→ **REQUIREMENT**
Go through the listing beneath this task and return every line that carries the string "other".

Figure record extracts
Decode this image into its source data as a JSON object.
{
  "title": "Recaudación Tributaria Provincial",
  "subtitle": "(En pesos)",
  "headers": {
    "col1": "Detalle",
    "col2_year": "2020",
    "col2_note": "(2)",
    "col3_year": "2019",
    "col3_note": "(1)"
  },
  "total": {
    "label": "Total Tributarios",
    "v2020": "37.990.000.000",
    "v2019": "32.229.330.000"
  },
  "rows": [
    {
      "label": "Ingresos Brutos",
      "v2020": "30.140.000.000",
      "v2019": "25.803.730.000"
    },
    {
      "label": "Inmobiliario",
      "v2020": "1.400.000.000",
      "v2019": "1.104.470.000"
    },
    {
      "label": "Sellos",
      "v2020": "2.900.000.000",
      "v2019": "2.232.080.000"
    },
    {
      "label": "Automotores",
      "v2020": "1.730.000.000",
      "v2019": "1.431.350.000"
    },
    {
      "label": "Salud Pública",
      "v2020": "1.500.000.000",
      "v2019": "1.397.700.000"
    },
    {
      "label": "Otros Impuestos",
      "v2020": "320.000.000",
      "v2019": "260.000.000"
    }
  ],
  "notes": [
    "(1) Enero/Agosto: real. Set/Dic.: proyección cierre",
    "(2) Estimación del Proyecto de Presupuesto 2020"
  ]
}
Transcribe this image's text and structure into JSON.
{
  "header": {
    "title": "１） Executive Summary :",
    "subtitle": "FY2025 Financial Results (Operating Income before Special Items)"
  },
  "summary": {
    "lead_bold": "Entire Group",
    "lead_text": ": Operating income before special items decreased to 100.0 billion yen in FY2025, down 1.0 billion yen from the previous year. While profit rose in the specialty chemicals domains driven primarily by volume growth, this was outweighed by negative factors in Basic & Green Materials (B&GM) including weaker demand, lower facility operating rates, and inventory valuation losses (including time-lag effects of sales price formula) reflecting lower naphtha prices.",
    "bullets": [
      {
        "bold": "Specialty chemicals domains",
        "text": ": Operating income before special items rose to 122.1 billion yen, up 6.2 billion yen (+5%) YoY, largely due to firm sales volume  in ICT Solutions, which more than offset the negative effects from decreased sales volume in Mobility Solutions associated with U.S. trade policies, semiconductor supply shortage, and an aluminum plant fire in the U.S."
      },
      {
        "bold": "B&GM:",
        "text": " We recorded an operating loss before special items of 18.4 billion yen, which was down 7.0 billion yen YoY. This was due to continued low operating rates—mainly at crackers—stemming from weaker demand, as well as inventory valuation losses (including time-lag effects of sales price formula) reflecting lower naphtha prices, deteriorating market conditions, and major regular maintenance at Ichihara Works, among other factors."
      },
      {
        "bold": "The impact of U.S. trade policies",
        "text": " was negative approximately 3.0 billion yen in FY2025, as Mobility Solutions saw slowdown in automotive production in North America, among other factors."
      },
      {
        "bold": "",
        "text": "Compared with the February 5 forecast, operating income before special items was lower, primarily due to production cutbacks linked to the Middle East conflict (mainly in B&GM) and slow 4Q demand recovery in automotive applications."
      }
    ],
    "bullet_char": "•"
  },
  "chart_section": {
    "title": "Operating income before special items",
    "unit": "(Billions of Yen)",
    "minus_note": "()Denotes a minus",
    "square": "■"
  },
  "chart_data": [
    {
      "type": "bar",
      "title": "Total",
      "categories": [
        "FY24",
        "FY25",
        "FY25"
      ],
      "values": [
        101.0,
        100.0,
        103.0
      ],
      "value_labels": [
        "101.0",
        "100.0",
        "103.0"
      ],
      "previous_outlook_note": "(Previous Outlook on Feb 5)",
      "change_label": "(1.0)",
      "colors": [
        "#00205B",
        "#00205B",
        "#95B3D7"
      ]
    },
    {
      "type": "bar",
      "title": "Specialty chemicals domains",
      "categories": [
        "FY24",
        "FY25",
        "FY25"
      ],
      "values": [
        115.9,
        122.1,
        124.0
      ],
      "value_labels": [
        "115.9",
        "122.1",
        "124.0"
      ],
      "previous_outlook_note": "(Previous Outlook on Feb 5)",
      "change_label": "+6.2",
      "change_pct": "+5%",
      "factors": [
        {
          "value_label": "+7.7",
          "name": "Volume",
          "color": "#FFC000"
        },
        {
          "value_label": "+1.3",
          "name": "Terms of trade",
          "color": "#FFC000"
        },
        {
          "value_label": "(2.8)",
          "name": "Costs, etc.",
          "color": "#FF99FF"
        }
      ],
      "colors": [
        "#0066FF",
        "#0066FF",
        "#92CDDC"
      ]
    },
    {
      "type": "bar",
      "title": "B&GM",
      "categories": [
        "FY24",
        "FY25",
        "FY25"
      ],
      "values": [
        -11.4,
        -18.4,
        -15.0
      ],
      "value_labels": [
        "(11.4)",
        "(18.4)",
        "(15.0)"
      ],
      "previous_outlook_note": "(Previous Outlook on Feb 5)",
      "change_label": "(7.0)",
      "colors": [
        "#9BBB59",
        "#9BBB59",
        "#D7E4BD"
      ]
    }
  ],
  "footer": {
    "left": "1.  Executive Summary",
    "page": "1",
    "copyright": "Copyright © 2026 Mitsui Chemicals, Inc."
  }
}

→ **REPLY TO THE TASK**
        "text": " We recorded an operating loss before special items of 18.4 billion yen, which was down 7.0 billion yen YoY. This was due to continued low operating rates—mainly at crackers—stemming from weaker demand, as well as inventory valuation losses (including time-lag effects of sales price formula) reflecting lower naphtha prices, deteriorating market conditions, and major regular maintenance at Ichihara Works, among other factors."
        "text": " was negative approximately 3.0 billion yen in FY2025, as Mobility Solutions saw slowdown in automotive production in North America, among other factors."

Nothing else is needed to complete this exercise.